Extracted data entries:
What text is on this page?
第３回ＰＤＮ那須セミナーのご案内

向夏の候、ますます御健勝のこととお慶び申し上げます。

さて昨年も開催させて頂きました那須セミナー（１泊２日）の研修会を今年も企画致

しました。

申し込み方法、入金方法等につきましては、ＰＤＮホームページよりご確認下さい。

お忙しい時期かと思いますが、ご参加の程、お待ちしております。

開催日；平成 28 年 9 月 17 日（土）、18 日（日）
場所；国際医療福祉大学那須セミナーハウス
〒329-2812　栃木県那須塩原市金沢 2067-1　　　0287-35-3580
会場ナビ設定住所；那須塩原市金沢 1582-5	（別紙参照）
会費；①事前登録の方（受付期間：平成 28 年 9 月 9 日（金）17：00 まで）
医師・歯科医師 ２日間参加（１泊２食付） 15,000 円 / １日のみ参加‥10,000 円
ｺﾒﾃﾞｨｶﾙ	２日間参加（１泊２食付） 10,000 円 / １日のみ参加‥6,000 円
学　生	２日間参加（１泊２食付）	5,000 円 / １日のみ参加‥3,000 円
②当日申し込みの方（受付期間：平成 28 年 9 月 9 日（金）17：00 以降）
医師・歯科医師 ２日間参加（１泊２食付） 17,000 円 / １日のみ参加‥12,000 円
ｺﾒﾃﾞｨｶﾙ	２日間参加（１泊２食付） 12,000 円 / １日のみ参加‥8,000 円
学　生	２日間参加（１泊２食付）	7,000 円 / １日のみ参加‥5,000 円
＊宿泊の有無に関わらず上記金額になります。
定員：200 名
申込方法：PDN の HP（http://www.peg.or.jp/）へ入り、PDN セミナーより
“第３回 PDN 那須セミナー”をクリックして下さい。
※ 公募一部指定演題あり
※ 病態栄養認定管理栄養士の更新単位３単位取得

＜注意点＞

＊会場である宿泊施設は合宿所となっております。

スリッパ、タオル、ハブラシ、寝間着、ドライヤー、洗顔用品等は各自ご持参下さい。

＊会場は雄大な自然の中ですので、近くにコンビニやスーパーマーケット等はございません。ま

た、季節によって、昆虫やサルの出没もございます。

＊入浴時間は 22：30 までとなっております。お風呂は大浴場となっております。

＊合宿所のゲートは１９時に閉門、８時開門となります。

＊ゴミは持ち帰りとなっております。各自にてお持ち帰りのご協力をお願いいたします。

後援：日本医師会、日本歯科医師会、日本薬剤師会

§ **What is needed**: In the entries above, find the lines containing the word "ｺﾒﾃﾞｨｶﾙ" and say how many there are, with no other words.

§ **Answer in full**: 2